EXERCISE DETAILS.
Copy out, unchanged, the lines of the records that start with the line containing "procedure-step (165, 973, 1080, 1006)" and end with the line containing "step-number: 2. (173, 1019, 197, 1048)", including both of those lines.

(Layout element annotations)
%%

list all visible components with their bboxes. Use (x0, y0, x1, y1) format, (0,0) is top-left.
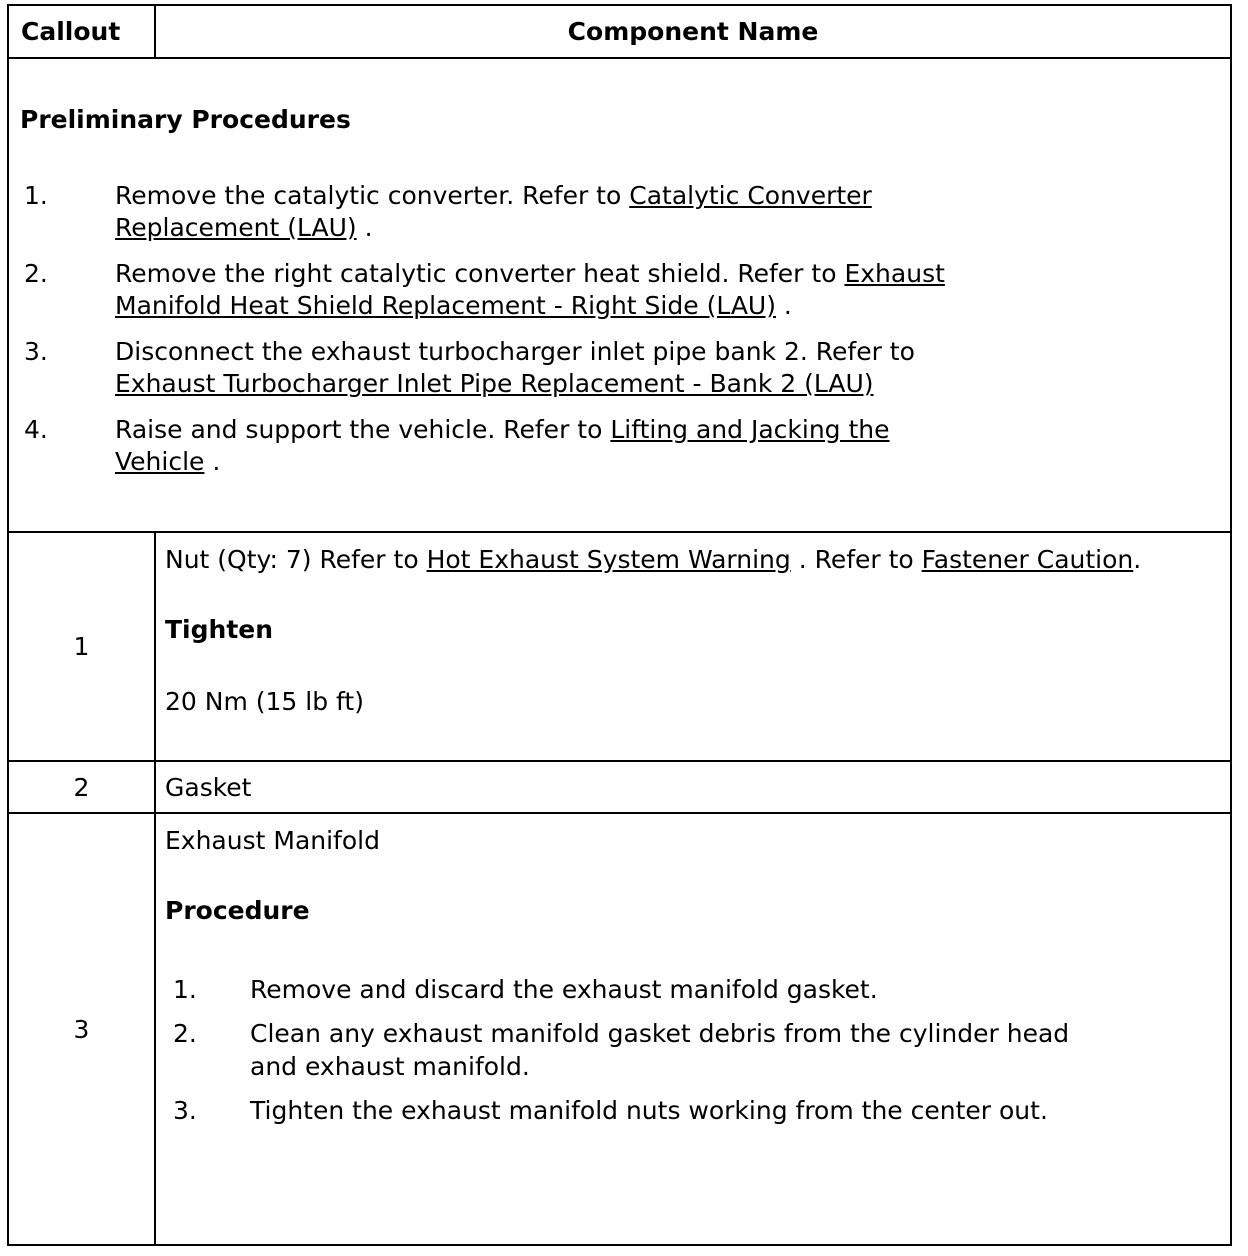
procedure-step (165, 973, 1080, 1006)
step-number: 1. (24, 181, 48, 210)
step-text: Remove the catalytic converter. Refer to (115, 181, 630, 210)
step-text: Raise and support the vehicle. Refer to (115, 415, 611, 444)
lifting-jacking-link[interactable]: Lifting and Jacking the Vehicle (115, 415, 890, 476)
step-number: 2. (173, 1019, 197, 1048)
preliminary-row (8, 58, 1231, 532)
preliminary-cell (8, 58, 1231, 532)
procedure-heading: Procedure (165, 896, 310, 925)
step-number: 2. (24, 259, 48, 288)
procedure-step (165, 1017, 1080, 1083)
component-cell (155, 813, 1231, 1245)
callout-column-header: Callout (8, 5, 155, 58)
turbocharger-inlet-pipe-link[interactable]: Exhaust Turbocharger Inlet Pipe Replacement - Bank 2 (LAU) (115, 369, 874, 398)
step-suffix: . (775, 291, 792, 320)
table-row (8, 761, 1231, 813)
component-text: Gasket (165, 773, 252, 802)
table-row (8, 532, 1231, 761)
procedure-steps (165, 973, 1230, 1127)
callout-number: 1 (8, 532, 155, 761)
step-text: Tighten the exhaust manifold nuts working from the center out. (250, 1096, 1048, 1125)
step-suffix: . (204, 447, 221, 476)
preliminary-title: Preliminary Procedures (20, 105, 351, 134)
step-number: 4. (24, 415, 48, 444)
preliminary-step (9, 336, 945, 400)
preliminary-step (9, 414, 945, 478)
component-text: Exhaust Manifold (165, 826, 380, 855)
heat-shield-link[interactable]: Exhaust Manifold Heat Shield Replacement - Right Side (LAU) (115, 259, 945, 320)
preliminary-step (9, 258, 945, 322)
step-text: Disconnect the exhaust turbocharger inlet pipe bank 2. Refer to (115, 337, 915, 366)
component-text: . (1133, 545, 1142, 574)
step-number: 1. (173, 975, 197, 1004)
procedure-step (165, 1094, 1080, 1127)
step-text: Clean any exhaust manifold gasket debris from the cylinder head and exhaust manifold. (250, 1019, 1070, 1081)
torque-value: 20 Nm (15 lb ft) (165, 687, 364, 716)
catalytic-converter-link[interactable]: Catalytic Converter Replacement (LAU) (115, 181, 872, 242)
preliminary-steps (9, 180, 1230, 478)
component-table (7, 4, 1232, 1246)
fastener-caution-link[interactable]: Fastener Caution (921, 545, 1134, 574)
preliminary-step (9, 180, 945, 244)
hot-exhaust-warning-link[interactable]: Hot Exhaust System Warning (426, 545, 791, 574)
table-header-row (8, 5, 1231, 58)
component-name-column-header: Component Name (155, 5, 1231, 58)
step-suffix: . (356, 213, 373, 242)
callout-number: 2 (8, 761, 155, 813)
component-cell (155, 532, 1231, 761)
callout-number: 3 (8, 813, 155, 1245)
step-number: 3. (173, 1096, 197, 1125)
step-text: Remove the right catalytic converter heat shield. Refer to (115, 259, 845, 288)
component-text: . Refer to (790, 545, 922, 574)
component-text: Nut (Qty: 7) Refer to (165, 545, 427, 574)
tighten-heading: Tighten (165, 615, 274, 644)
table-row (8, 813, 1231, 1245)
step-text: Remove and discard the exhaust manifold gasket. (250, 975, 878, 1004)
component-cell (155, 761, 1231, 813)
step-number: 3. (24, 337, 48, 366)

%%

RESULT OF THE EXERCISE.
procedure-step (165, 973, 1080, 1006)
step-number: 1. (24, 181, 48, 210)
step-text: Remove the catalytic converter. Refer to (115, 181, 630, 210)
step-text: Raise and support the vehicle. Refer to (115, 415, 611, 444)
lifting-jacking-link[interactable]: Lifting and Jacking the Vehicle (115, 415, 890, 476)
step-number: 2. (173, 1019, 197, 1048)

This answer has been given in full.